A run of records:

________________

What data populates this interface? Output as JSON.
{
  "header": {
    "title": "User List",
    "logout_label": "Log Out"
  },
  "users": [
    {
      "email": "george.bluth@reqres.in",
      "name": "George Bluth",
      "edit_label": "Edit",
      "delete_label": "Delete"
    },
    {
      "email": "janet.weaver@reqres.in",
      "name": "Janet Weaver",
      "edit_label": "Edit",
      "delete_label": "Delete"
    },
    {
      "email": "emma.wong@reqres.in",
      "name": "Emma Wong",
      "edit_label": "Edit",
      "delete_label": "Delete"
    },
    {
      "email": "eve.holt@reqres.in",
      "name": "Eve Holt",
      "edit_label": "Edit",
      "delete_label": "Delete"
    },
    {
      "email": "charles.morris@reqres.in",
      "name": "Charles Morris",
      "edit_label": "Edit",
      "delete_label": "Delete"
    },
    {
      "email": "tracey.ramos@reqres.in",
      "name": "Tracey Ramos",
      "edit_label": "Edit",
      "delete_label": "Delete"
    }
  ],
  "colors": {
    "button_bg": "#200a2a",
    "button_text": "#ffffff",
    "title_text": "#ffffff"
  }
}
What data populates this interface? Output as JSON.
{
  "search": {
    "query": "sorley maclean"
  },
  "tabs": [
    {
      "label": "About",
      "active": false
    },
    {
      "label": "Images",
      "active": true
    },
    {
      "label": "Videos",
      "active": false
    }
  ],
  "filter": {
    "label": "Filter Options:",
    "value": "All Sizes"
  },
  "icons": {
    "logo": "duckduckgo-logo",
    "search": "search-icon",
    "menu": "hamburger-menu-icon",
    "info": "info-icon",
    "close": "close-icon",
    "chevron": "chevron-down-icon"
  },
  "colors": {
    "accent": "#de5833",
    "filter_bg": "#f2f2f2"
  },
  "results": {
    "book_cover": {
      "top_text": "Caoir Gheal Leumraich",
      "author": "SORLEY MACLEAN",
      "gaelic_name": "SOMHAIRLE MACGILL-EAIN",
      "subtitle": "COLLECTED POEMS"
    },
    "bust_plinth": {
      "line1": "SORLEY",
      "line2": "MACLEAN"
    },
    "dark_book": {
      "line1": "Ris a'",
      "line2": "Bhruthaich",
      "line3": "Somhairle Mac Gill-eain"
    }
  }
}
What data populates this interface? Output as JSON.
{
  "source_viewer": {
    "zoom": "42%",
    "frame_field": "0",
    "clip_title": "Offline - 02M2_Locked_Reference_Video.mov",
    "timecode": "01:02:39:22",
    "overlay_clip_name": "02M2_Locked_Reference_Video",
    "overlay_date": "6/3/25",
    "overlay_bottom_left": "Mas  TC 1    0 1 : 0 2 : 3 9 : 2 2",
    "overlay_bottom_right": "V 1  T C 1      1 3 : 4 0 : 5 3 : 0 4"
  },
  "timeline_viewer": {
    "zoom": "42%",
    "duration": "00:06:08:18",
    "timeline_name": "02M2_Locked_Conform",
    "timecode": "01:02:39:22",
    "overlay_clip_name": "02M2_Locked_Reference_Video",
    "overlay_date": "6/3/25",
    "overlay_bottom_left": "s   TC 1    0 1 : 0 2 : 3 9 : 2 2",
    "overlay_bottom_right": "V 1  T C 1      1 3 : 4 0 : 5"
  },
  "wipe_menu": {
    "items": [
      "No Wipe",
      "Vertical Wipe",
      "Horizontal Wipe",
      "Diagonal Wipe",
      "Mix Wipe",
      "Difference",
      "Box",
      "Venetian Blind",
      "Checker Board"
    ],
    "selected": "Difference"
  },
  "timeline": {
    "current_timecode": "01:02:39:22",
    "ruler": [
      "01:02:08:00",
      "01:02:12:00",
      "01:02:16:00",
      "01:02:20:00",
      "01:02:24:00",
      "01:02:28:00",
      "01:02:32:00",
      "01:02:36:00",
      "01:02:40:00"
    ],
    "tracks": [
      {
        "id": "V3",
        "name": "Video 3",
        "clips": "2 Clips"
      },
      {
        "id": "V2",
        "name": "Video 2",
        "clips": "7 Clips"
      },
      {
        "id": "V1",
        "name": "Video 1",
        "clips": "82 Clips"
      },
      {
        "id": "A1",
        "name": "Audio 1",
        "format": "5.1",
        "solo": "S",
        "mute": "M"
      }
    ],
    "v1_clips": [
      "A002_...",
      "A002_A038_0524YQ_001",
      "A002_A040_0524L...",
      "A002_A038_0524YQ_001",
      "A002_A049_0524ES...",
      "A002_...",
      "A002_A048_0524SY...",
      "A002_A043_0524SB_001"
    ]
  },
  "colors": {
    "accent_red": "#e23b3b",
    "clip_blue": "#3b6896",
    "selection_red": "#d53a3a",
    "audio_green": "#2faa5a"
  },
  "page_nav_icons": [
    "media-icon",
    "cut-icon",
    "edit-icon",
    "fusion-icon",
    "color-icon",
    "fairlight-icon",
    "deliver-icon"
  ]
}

________________

:: Exercise instructions ::
Set down the entries above again, word for word.

:: The result ::
What data populates this interface? Output as JSON.
{
  "header": {
    "title": "User List",
    "logout_label": "Log Out"
  },
  "users": [
    {
      "email": "george.bluth@reqres.in",
      "name": "George Bluth",
      "edit_label": "Edit",
      "delete_label": "Delete"
    },
    {
      "email": "janet.weaver@reqres.in",
      "name": "Janet Weaver",
      "edit_label": "Edit",
      "delete_label": "Delete"
    },
    {
      "email": "emma.wong@reqres.in",
      "name": "Emma Wong",
      "edit_label": "Edit",
      "delete_label": "Delete"
    },
    {
      "email": "eve.holt@reqres.in",
      "name": "Eve Holt",
      "edit_label": "Edit",
      "delete_label": "Delete"
    },
    {
      "email": "charles.morris@reqres.in",
      "name": "Charles Morris",
      "edit_label": "Edit",
      "delete_label": "Delete"
    },
    {
      "email": "tracey.ramos@reqres.in",
      "name": "Tracey Ramos",
      "edit_label": "Edit",
      "delete_label": "Delete"
    }
  ],
  "colors": {
    "button_bg": "#200a2a",
    "button_text": "#ffffff",
    "title_text": "#ffffff"
  }
}
What data populates this interface? Output as JSON.
{
  "search": {
    "query": "sorley maclean"
  },
  "tabs": [
    {
      "label": "About",
      "active": false
    },
    {
      "label": "Images",
      "active": true
    },
    {
      "label": "Videos",
      "active": false
    }
  ],
  "filter": {
    "label": "Filter Options:",
    "value": "All Sizes"
  },
  "icons": {
    "logo": "duckduckgo-logo",
    "search": "search-icon",
    "menu": "hamburger-menu-icon",
    "info": "info-icon",
    "close": "close-icon",
    "chevron": "chevron-down-icon"
  },
  "colors": {
    "accent": "#de5833",
    "filter_bg": "#f2f2f2"
  },
  "results": {
    "book_cover": {
      "top_text": "Caoir Gheal Leumraich",
      "author": "SORLEY MACLEAN",
      "gaelic_name": "SOMHAIRLE MACGILL-EAIN",
      "subtitle": "COLLECTED POEMS"
    },
    "bust_plinth": {
      "line1": "SORLEY",
      "line2": "MACLEAN"
    },
    "dark_book": {
      "line1": "Ris a'",
      "line2": "Bhruthaich",
      "line3": "Somhairle Mac Gill-eain"
    }
  }
}
What data populates this interface? Output as JSON.
{
  "source_viewer": {
    "zoom": "42%",
    "frame_field": "0",
    "clip_title": "Offline - 02M2_Locked_Reference_Video.mov",
    "timecode": "01:02:39:22",
    "overlay_clip_name": "02M2_Locked_Reference_Video",
    "overlay_date": "6/3/25",
    "overlay_bottom_left": "Mas  TC 1    0 1 : 0 2 : 3 9 : 2 2",
    "overlay_bottom_right": "V 1  T C 1      1 3 : 4 0 : 5 3 : 0 4"
  },
  "timeline_viewer": {
    "zoom": "42%",
    "duration": "00:06:08:18",
    "timeline_name": "02M2_Locked_Conform",
    "timecode": "01:02:39:22",
    "overlay_clip_name": "02M2_Locked_Reference_Video",
    "overlay_date": "6/3/25",
    "overlay_bottom_left": "s   TC 1    0 1 : 0 2 : 3 9 : 2 2",
    "overlay_bottom_right": "V 1  T C 1      1 3 : 4 0 : 5"
  },
  "wipe_menu": {
    "items": [
      "No Wipe",
      "Vertical Wipe",
      "Horizontal Wipe",
      "Diagonal Wipe",
      "Mix Wipe",
      "Difference",
      "Box",
      "Venetian Blind",
      "Checker Board"
    ],
    "selected": "Difference"
  },
  "timeline": {
    "current_timecode": "01:02:39:22",
    "ruler": [
      "01:02:08:00",
      "01:02:12:00",
      "01:02:16:00",
      "01:02:20:00",
      "01:02:24:00",
      "01:02:28:00",
      "01:02:32:00",
      "01:02:36:00",
      "01:02:40:00"
    ],
    "tracks": [
      {
        "id": "V3",
        "name": "Video 3",
        "clips": "2 Clips"
      },
      {
        "id": "V2",
        "name": "Video 2",
        "clips": "7 Clips"
      },
      {
        "id": "V1",
        "name": "Video 1",
        "clips": "82 Clips"
      },
      {
        "id": "A1",
        "name": "Audio 1",
        "format": "5.1",
        "solo": "S",
        "mute": "M"
      }
    ],
    "v1_clips": [
      "A002_...",
      "A002_A038_0524YQ_001",
      "A002_A040_0524L...",
      "A002_A038_0524YQ_001",
      "A002_A049_0524ES...",
      "A002_...",
      "A002_A048_0524SY...",
      "A002_A043_0524SB_001"
    ]
  },
  "colors": {
    "accent_red": "#e23b3b",
    "clip_blue": "#3b6896",
    "selection_red": "#d53a3a",
    "audio_green": "#2faa5a"
  },
  "page_nav_icons": [
    "media-icon",
    "cut-icon",
    "edit-icon",
    "fusion-icon",
    "color-icon",
    "fairlight-icon",
    "deliver-icon"
  ]
}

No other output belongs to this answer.